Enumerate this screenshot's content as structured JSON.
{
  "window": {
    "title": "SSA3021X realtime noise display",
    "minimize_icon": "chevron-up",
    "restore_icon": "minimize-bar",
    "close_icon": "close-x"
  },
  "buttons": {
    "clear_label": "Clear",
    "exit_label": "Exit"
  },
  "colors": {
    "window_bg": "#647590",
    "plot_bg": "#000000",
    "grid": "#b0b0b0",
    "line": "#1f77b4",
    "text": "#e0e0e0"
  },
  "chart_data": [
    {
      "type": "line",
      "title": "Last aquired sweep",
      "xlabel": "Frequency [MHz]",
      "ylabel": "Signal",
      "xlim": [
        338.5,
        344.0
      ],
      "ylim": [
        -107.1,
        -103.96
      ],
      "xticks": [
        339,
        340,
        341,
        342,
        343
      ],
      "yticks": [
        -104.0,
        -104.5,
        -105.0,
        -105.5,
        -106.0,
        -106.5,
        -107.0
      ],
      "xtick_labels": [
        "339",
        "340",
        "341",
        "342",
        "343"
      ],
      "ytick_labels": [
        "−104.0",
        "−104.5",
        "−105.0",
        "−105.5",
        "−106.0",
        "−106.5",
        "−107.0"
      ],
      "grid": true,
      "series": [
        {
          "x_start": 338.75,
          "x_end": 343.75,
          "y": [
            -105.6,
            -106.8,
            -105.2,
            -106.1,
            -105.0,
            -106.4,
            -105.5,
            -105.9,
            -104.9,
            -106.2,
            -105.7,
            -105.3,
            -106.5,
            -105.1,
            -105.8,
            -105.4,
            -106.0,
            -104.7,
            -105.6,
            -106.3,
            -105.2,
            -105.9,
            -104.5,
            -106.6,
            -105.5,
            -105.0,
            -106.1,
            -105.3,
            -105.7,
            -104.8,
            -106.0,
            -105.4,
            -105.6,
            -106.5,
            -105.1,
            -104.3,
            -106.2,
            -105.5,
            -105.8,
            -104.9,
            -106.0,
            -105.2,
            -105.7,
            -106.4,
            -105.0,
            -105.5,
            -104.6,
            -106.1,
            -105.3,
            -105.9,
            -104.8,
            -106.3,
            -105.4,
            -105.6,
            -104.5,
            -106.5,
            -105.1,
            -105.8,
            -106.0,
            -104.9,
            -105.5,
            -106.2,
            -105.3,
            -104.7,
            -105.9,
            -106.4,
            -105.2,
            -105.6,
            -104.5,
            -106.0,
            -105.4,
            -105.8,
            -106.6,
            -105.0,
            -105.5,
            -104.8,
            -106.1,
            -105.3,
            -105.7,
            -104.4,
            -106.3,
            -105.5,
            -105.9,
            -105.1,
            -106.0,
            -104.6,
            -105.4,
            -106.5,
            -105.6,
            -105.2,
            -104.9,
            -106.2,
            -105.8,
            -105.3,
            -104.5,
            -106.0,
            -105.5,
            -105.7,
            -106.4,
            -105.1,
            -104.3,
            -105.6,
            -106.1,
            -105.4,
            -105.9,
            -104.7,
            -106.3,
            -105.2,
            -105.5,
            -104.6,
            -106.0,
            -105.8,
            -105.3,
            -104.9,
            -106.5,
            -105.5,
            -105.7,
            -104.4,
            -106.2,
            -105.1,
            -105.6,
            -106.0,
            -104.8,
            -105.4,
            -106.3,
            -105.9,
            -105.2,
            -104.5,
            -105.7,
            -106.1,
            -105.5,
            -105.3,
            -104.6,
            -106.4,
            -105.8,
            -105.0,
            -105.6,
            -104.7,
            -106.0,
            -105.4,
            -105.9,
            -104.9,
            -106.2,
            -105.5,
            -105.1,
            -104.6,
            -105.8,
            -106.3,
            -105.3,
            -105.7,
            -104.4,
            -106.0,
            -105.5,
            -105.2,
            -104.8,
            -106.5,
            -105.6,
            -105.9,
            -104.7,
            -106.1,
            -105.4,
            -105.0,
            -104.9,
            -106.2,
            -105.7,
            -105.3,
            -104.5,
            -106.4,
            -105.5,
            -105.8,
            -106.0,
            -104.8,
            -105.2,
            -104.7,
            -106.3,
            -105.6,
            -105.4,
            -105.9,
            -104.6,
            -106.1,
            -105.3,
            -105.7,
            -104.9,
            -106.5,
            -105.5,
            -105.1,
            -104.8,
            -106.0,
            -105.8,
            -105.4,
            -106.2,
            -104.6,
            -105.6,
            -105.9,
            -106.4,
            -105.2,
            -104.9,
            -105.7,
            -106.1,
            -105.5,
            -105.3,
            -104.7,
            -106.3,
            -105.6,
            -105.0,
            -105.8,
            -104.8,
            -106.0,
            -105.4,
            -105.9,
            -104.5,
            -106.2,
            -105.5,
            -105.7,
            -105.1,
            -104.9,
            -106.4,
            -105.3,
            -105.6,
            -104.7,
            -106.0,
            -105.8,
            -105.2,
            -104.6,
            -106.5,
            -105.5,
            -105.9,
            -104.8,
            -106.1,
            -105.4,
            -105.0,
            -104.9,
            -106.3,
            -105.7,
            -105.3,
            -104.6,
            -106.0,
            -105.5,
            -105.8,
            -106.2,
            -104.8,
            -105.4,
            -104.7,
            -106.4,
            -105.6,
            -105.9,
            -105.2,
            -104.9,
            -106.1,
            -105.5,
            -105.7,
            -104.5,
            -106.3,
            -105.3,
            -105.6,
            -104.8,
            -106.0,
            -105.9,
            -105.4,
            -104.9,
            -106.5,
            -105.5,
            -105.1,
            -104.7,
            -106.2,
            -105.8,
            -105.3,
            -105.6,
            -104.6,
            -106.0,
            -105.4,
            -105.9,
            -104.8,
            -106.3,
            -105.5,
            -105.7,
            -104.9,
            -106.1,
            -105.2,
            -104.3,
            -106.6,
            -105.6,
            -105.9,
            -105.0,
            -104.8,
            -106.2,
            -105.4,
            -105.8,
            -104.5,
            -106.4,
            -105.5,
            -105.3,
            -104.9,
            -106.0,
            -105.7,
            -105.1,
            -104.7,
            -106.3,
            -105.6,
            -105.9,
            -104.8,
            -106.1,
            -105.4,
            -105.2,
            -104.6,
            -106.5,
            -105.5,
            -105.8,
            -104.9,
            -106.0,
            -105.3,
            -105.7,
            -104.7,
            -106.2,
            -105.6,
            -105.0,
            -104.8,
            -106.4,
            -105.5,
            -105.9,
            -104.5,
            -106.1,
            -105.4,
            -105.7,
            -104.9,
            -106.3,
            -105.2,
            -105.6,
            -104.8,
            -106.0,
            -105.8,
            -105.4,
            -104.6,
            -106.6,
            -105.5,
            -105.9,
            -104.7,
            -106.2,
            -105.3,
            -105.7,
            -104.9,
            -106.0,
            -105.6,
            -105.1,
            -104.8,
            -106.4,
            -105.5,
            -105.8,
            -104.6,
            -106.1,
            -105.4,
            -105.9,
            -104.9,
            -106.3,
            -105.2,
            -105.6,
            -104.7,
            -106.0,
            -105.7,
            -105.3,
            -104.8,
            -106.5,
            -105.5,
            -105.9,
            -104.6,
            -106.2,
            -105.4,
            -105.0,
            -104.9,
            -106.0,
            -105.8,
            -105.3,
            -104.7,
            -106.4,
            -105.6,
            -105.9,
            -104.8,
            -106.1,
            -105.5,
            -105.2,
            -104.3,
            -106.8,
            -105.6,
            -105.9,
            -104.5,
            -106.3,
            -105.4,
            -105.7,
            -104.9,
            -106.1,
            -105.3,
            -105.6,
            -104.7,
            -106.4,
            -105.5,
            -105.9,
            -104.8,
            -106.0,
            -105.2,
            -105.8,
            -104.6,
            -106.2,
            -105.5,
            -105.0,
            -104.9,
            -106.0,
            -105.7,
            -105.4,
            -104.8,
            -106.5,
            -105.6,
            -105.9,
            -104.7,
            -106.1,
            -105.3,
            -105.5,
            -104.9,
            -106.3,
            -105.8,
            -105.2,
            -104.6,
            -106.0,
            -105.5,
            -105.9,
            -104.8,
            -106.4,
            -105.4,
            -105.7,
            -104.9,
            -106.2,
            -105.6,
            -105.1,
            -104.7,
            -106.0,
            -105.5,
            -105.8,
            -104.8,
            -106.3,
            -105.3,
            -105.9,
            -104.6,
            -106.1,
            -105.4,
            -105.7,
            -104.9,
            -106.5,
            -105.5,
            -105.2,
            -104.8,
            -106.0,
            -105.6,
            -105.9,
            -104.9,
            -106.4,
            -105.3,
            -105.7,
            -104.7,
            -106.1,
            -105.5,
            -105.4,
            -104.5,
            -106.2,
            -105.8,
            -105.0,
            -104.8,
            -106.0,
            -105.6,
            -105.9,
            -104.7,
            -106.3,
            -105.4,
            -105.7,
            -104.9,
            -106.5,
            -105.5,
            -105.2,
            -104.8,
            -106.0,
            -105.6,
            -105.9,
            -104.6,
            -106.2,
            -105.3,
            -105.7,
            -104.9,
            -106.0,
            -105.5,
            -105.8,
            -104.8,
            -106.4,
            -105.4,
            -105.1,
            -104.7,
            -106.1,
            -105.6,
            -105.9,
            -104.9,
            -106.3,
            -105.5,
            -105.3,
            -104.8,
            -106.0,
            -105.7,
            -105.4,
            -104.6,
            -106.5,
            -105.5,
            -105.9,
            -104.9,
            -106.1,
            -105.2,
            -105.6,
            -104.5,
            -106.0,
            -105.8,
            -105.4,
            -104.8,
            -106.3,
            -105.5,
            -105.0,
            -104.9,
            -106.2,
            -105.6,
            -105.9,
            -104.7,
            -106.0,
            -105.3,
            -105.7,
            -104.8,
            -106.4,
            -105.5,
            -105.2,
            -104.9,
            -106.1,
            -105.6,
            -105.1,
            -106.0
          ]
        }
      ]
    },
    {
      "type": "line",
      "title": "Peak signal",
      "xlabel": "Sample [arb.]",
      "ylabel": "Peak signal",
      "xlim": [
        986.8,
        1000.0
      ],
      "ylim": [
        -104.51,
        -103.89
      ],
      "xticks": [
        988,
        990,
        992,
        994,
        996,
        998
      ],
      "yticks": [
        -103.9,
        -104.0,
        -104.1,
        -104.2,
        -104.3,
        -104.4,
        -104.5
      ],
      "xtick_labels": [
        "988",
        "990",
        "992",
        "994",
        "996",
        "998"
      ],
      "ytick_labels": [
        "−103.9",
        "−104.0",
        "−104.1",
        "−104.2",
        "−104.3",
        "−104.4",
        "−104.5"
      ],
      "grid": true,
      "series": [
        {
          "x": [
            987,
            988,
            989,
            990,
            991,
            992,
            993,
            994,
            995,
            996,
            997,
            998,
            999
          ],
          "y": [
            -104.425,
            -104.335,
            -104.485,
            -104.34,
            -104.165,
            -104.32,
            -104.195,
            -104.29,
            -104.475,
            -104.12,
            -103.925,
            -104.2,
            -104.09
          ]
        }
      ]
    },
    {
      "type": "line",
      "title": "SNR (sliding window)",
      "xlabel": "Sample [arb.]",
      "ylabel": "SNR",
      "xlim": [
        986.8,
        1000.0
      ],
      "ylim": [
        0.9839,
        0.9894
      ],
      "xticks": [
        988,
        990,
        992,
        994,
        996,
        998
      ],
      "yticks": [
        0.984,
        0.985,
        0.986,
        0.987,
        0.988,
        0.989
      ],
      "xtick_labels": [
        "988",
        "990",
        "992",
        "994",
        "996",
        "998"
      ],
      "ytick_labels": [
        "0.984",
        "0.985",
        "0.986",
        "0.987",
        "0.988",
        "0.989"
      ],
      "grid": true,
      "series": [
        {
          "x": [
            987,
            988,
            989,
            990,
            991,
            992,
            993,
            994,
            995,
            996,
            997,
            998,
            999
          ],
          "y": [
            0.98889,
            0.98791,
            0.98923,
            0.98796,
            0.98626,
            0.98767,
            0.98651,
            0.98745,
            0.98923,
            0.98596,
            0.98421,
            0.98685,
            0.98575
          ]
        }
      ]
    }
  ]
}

※ ※ ※

**Stated exercise:** From the data above, copy each line that holds "Peak".

**Answer:**
      "title": "Peak signal",
      "ylabel": "Peak signal",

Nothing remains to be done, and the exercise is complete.